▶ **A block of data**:
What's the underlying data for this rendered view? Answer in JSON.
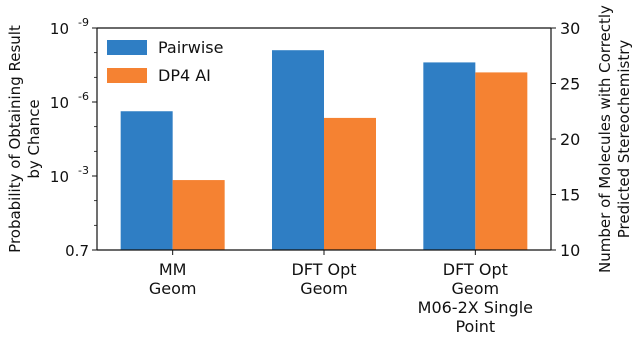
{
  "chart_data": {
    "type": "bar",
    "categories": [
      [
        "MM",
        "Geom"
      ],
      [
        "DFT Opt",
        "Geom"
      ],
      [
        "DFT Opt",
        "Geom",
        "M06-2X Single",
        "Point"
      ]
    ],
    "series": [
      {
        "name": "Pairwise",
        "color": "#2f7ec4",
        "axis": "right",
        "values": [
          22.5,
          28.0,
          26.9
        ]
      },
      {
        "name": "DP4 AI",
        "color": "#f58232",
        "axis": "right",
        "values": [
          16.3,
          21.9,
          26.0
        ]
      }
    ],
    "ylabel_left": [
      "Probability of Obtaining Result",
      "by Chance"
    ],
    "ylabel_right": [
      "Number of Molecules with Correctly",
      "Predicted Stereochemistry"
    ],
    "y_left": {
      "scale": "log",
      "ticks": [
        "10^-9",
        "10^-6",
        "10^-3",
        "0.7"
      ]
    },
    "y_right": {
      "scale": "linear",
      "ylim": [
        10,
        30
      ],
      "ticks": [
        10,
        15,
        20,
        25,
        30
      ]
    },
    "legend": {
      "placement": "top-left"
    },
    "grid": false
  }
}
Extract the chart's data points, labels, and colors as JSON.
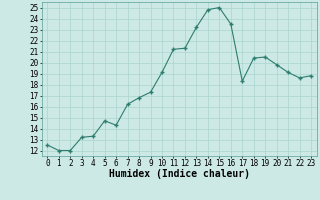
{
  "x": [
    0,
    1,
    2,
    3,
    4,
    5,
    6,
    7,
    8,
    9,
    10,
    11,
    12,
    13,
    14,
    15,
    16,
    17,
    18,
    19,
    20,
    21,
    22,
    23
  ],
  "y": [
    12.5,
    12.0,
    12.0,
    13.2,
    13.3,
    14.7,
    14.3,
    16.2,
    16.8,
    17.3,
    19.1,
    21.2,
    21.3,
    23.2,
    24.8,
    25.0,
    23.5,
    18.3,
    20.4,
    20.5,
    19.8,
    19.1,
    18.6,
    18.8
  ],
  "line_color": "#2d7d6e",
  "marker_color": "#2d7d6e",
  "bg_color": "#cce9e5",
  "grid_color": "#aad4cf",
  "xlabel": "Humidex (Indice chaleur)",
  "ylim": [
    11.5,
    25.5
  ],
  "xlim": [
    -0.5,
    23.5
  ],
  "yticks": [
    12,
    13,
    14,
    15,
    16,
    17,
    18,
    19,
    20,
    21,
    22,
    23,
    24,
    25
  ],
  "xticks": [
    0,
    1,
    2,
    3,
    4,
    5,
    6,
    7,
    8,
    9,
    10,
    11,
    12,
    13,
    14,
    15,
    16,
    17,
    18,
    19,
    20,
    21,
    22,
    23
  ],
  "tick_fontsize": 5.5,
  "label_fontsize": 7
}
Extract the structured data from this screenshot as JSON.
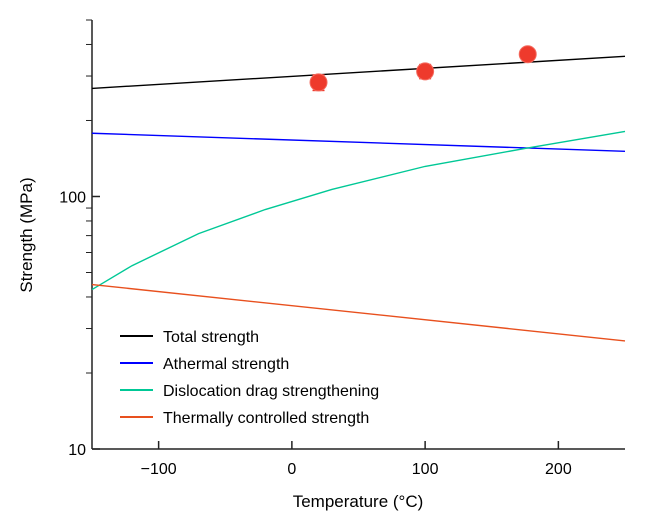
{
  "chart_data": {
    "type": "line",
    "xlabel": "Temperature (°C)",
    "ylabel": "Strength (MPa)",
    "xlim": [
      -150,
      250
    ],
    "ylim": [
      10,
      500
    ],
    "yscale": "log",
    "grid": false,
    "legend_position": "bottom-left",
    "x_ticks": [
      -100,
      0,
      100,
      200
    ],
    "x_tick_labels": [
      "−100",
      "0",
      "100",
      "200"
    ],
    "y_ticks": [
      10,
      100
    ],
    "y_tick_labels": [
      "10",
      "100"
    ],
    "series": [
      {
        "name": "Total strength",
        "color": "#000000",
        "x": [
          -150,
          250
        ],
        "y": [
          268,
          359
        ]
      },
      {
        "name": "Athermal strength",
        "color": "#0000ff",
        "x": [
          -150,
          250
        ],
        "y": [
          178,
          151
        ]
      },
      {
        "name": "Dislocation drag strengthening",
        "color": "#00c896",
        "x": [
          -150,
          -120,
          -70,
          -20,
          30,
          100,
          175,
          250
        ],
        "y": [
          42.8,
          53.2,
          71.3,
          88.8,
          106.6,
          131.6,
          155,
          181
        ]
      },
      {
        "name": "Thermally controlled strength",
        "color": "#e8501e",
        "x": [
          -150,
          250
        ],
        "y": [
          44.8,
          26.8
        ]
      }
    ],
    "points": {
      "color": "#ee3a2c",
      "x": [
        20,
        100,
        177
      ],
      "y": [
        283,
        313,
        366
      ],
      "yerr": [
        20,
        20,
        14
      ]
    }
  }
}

▶ **Short problem**: Using the entries above, return each line in which the word "Extract" occurs.

▶ **Solved problem**:
Extract the chart's data points, labels, and colors as JSON.
Extract the structured data from this screenshot as JSON.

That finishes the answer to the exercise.